--- PROBLEM STATEMENT ---
Every line below is to be copied exactly, with the pictures left out.

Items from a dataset
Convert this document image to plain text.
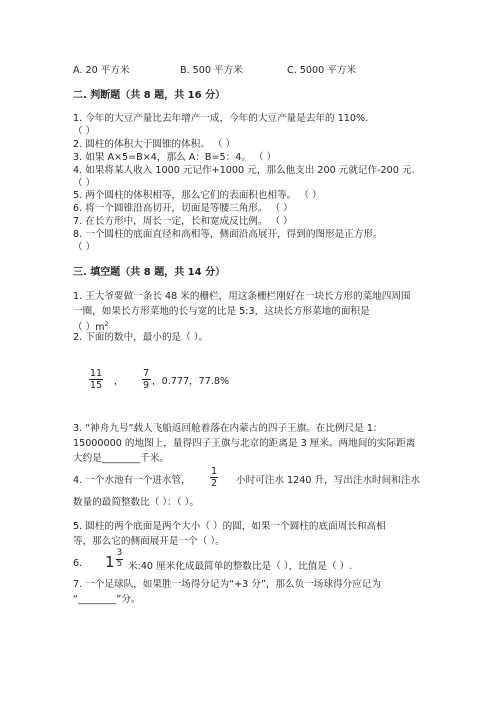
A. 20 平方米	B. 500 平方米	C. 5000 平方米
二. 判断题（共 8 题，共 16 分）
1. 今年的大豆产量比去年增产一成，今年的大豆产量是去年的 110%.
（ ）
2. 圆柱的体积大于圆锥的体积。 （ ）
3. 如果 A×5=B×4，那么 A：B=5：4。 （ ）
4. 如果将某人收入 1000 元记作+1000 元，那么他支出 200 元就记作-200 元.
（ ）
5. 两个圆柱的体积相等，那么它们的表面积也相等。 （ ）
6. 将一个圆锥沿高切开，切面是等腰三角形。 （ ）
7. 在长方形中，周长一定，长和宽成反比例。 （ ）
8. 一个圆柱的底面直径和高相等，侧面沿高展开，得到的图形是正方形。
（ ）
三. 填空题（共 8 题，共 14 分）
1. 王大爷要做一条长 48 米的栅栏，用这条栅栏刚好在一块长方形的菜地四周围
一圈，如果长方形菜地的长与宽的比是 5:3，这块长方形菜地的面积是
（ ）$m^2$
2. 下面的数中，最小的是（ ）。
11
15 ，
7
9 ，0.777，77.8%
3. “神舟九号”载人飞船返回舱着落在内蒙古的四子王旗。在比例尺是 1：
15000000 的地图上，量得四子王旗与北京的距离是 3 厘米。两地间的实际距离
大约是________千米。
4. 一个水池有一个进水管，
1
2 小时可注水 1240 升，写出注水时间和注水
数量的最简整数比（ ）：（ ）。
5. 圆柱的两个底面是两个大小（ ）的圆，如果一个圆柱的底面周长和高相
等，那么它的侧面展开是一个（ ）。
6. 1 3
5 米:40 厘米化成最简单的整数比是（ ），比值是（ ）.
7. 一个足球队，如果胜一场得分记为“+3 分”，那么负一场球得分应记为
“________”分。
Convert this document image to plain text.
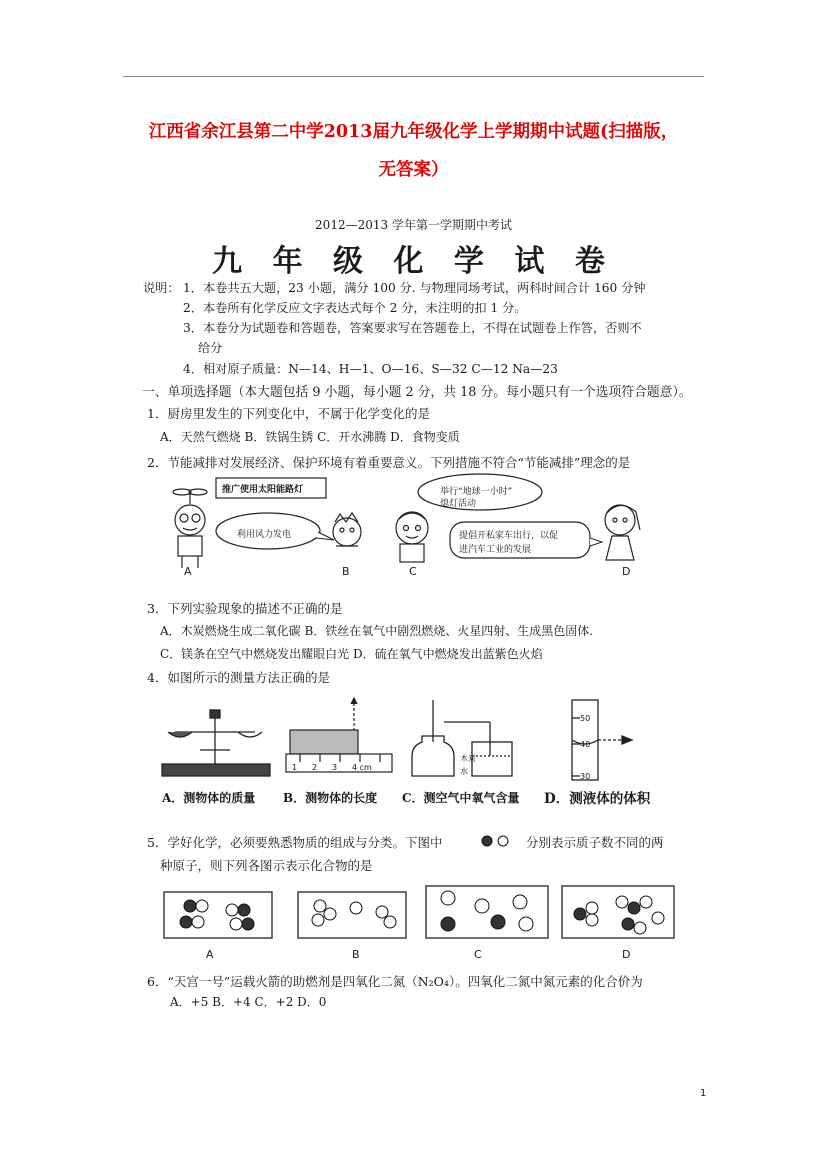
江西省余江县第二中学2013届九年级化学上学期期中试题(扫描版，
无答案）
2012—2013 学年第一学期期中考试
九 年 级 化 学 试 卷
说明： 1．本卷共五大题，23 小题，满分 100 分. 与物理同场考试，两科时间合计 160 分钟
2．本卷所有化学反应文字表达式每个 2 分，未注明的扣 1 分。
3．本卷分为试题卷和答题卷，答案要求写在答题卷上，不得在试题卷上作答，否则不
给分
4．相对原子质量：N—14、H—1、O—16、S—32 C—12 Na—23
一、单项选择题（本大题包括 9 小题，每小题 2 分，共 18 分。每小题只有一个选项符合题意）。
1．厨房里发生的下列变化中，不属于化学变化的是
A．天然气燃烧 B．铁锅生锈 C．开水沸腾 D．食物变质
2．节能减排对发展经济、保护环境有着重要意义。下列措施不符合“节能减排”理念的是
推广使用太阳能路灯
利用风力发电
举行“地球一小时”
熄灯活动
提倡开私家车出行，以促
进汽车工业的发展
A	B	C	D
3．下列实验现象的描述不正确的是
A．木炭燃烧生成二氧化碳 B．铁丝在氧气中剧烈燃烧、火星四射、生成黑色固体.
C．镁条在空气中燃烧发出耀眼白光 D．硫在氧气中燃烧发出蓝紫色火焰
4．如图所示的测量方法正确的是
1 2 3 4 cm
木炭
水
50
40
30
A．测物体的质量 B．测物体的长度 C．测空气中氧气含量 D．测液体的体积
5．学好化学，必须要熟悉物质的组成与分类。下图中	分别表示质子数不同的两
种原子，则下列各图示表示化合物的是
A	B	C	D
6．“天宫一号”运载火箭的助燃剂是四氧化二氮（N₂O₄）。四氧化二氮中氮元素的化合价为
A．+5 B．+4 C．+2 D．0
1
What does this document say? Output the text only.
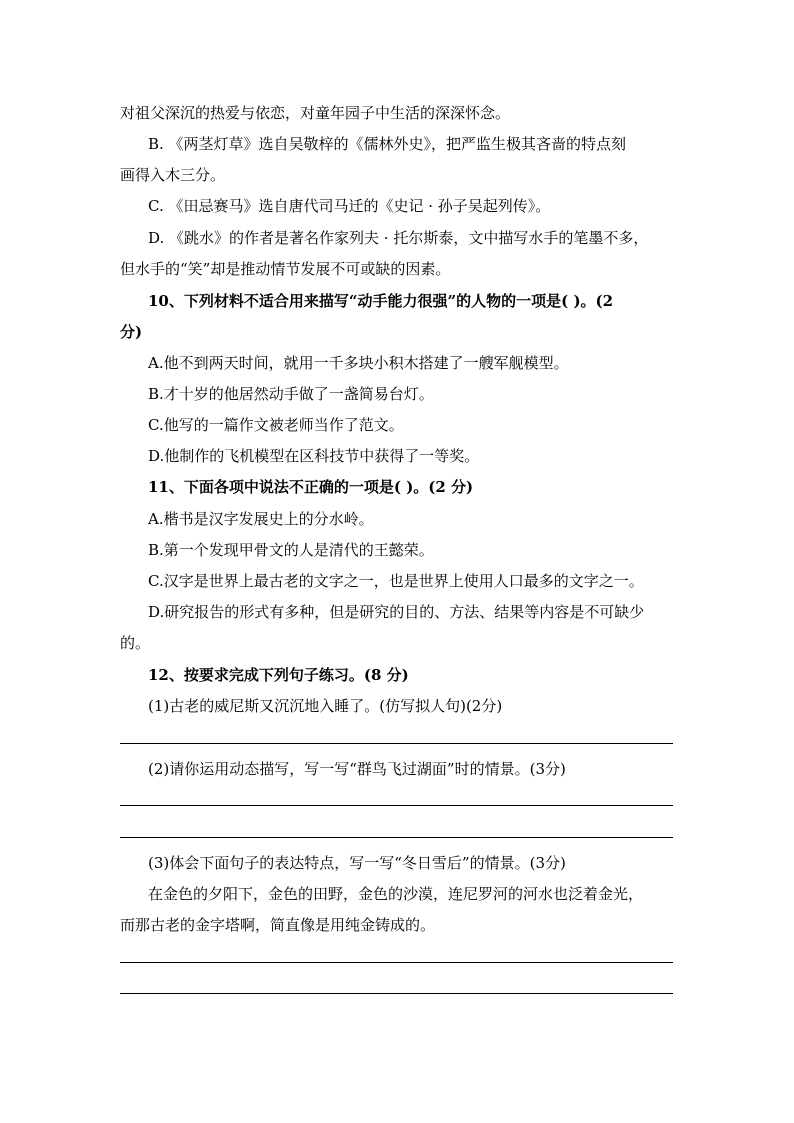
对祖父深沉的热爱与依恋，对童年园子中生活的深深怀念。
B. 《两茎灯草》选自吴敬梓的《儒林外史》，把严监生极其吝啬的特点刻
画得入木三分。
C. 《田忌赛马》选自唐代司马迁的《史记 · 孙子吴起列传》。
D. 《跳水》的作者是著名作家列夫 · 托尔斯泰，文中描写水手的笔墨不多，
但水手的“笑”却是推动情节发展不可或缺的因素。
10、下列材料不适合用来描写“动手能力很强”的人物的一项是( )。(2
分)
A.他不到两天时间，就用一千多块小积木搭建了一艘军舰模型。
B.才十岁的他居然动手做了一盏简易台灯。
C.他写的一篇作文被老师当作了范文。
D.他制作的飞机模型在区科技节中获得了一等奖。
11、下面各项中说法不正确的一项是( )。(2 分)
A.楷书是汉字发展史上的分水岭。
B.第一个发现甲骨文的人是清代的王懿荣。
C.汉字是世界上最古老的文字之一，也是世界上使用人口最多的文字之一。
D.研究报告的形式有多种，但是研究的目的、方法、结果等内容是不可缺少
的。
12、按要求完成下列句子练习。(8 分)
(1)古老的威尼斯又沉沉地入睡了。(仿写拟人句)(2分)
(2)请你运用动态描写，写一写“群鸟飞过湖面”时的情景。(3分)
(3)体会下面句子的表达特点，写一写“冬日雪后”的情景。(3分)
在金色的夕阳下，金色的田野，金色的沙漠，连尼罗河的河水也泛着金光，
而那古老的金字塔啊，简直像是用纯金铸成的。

--- FULL OUTPUT ---
Convert this document image to plain text.
A. 20 平方米	B. 500 平方米	C. 5000 平方米
二. 判断题（共 8 题，共 16 分）
1. 今年的大豆产量比去年增产一成，今年的大豆产量是去年的 110%.
（ ）
2. 圆柱的体积大于圆锥的体积。 （ ）
3. 如果 A×5=B×4，那么 A：B=5：4。 （ ）
4. 如果将某人收入 1000 元记作+1000 元，那么他支出 200 元就记作-200 元.
（ ）
5. 两个圆柱的体积相等，那么它们的表面积也相等。 （ ）
6. 将一个圆锥沿高切开，切面是等腰三角形。 （ ）
7. 在长方形中，周长一定，长和宽成反比例。 （ ）
8. 一个圆柱的底面直径和高相等，侧面沿高展开，得到的图形是正方形。
（ ）
三. 填空题（共 8 题，共 14 分）
1. 王大爷要做一条长 48 米的栅栏，用这条栅栏刚好在一块长方形的菜地四周围
一圈，如果长方形菜地的长与宽的比是 5:3，这块长方形菜地的面积是
（ ）$m^2$
2. 下面的数中，最小的是（ ）。
11
15 ，
7
9 ，0.777，77.8%
3. “神舟九号”载人飞船返回舱着落在内蒙古的四子王旗。在比例尺是 1：
15000000 的地图上，量得四子王旗与北京的距离是 3 厘米。两地间的实际距离
大约是________千米。
4. 一个水池有一个进水管，
1
2 小时可注水 1240 升，写出注水时间和注水
数量的最简整数比（ ）：（ ）。
5. 圆柱的两个底面是两个大小（ ）的圆，如果一个圆柱的底面周长和高相
等，那么它的侧面展开是一个（ ）。
6. 1 3
5 米:40 厘米化成最简单的整数比是（ ），比值是（ ）.
7. 一个足球队，如果胜一场得分记为“+3 分”，那么负一场球得分应记为
“________”分。
Convert this document image to plain text.
江西省余江县第二中学2013届九年级化学上学期期中试题(扫描版，
无答案）
2012—2013 学年第一学期期中考试
九 年 级 化 学 试 卷
说明： 1．本卷共五大题，23 小题，满分 100 分. 与物理同场考试，两科时间合计 160 分钟
2．本卷所有化学反应文字表达式每个 2 分，未注明的扣 1 分。
3．本卷分为试题卷和答题卷，答案要求写在答题卷上，不得在试题卷上作答，否则不
给分
4．相对原子质量：N—14、H—1、O—16、S—32 C—12 Na—23
一、单项选择题（本大题包括 9 小题，每小题 2 分，共 18 分。每小题只有一个选项符合题意）。
1．厨房里发生的下列变化中，不属于化学变化的是
A．天然气燃烧 B．铁锅生锈 C．开水沸腾 D．食物变质
2．节能减排对发展经济、保护环境有着重要意义。下列措施不符合“节能减排”理念的是
推广使用太阳能路灯
利用风力发电
举行“地球一小时”
熄灯活动
提倡开私家车出行，以促
进汽车工业的发展
A	B	C	D
3．下列实验现象的描述不正确的是
A．木炭燃烧生成二氧化碳 B．铁丝在氧气中剧烈燃烧、火星四射、生成黑色固体.
C．镁条在空气中燃烧发出耀眼白光 D．硫在氧气中燃烧发出蓝紫色火焰
4．如图所示的测量方法正确的是
1 2 3 4 cm
木炭
水
50
40
30
A．测物体的质量 B．测物体的长度 C．测空气中氧气含量 D．测液体的体积
5．学好化学，必须要熟悉物质的组成与分类。下图中	分别表示质子数不同的两
种原子，则下列各图示表示化合物的是
A	B	C	D
6．“天宫一号”运载火箭的助燃剂是四氧化二氮（N₂O₄）。四氧化二氮中氮元素的化合价为
A．+5 B．+4 C．+2 D．0
1
What does this document say? Output the text only.
对祖父深沉的热爱与依恋，对童年园子中生活的深深怀念。
B. 《两茎灯草》选自吴敬梓的《儒林外史》，把严监生极其吝啬的特点刻
画得入木三分。
C. 《田忌赛马》选自唐代司马迁的《史记 · 孙子吴起列传》。
D. 《跳水》的作者是著名作家列夫 · 托尔斯泰，文中描写水手的笔墨不多，
但水手的“笑”却是推动情节发展不可或缺的因素。
10、下列材料不适合用来描写“动手能力很强”的人物的一项是( )。(2
分)
A.他不到两天时间，就用一千多块小积木搭建了一艘军舰模型。
B.才十岁的他居然动手做了一盏简易台灯。
C.他写的一篇作文被老师当作了范文。
D.他制作的飞机模型在区科技节中获得了一等奖。
11、下面各项中说法不正确的一项是( )。(2 分)
A.楷书是汉字发展史上的分水岭。
B.第一个发现甲骨文的人是清代的王懿荣。
C.汉字是世界上最古老的文字之一，也是世界上使用人口最多的文字之一。
D.研究报告的形式有多种，但是研究的目的、方法、结果等内容是不可缺少
的。
12、按要求完成下列句子练习。(8 分)
(1)古老的威尼斯又沉沉地入睡了。(仿写拟人句)(2分)
(2)请你运用动态描写，写一写“群鸟飞过湖面”时的情景。(3分)
(3)体会下面句子的表达特点，写一写“冬日雪后”的情景。(3分)
在金色的夕阳下，金色的田野，金色的沙漠，连尼罗河的河水也泛着金光，
而那古老的金字塔啊，简直像是用纯金铸成的。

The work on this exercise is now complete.